_Prompt_
Copy out each line of the material below that holds the string "data".

_Items_
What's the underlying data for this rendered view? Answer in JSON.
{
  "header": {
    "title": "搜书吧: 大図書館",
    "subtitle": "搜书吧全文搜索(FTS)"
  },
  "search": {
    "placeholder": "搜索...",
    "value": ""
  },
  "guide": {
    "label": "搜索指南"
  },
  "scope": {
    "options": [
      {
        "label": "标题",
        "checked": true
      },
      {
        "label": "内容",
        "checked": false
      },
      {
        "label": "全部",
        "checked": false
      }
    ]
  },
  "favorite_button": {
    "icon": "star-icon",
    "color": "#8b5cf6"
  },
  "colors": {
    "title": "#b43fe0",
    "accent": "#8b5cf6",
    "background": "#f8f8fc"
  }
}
--
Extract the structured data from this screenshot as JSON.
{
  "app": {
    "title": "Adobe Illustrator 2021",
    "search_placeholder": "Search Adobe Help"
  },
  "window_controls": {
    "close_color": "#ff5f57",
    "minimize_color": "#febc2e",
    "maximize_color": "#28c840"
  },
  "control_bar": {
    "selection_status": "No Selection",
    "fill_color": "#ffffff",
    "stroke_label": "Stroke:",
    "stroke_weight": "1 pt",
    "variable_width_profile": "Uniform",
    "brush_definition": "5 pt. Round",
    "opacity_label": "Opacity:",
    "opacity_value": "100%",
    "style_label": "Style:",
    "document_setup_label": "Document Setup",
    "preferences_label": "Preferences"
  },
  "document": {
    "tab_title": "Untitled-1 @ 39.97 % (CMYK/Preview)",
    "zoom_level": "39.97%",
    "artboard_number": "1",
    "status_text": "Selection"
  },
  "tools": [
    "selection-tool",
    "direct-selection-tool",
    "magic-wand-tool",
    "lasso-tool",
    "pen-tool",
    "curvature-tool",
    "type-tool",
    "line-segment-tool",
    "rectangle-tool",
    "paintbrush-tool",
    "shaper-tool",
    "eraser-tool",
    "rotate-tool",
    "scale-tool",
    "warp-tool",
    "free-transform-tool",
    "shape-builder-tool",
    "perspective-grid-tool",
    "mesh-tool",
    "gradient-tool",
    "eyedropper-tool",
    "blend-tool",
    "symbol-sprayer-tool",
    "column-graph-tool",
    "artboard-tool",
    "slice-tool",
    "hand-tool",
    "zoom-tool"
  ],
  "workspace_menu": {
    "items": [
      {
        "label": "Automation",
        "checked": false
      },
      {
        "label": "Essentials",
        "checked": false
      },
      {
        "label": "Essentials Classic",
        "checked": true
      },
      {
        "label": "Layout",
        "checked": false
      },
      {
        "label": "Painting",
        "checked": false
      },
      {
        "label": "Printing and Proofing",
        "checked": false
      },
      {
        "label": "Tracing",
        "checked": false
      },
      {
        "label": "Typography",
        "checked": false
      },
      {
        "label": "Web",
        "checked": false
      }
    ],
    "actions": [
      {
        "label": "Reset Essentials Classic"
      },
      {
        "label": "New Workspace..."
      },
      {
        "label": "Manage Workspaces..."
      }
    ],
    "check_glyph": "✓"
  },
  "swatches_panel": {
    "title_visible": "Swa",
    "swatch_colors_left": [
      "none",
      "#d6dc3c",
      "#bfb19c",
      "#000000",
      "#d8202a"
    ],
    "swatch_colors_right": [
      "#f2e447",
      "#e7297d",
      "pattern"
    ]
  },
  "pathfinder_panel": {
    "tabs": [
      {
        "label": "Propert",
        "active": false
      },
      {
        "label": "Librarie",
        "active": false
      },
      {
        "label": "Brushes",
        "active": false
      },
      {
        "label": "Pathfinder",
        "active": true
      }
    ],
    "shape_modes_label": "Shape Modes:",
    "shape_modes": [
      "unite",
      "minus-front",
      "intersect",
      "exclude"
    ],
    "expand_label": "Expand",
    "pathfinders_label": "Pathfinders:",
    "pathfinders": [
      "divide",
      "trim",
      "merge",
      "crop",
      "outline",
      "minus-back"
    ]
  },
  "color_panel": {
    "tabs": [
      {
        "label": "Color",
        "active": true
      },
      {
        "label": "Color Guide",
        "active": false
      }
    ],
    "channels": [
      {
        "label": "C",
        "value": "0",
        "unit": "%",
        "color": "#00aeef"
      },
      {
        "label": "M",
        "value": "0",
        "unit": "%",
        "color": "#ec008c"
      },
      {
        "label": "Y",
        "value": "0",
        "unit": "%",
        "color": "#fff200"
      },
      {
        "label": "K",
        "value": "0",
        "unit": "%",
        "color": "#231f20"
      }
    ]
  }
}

_Complete output_
What's the underlying data for this rendered view? Answer in JSON.
Extract the structured data from this screenshot as JSON.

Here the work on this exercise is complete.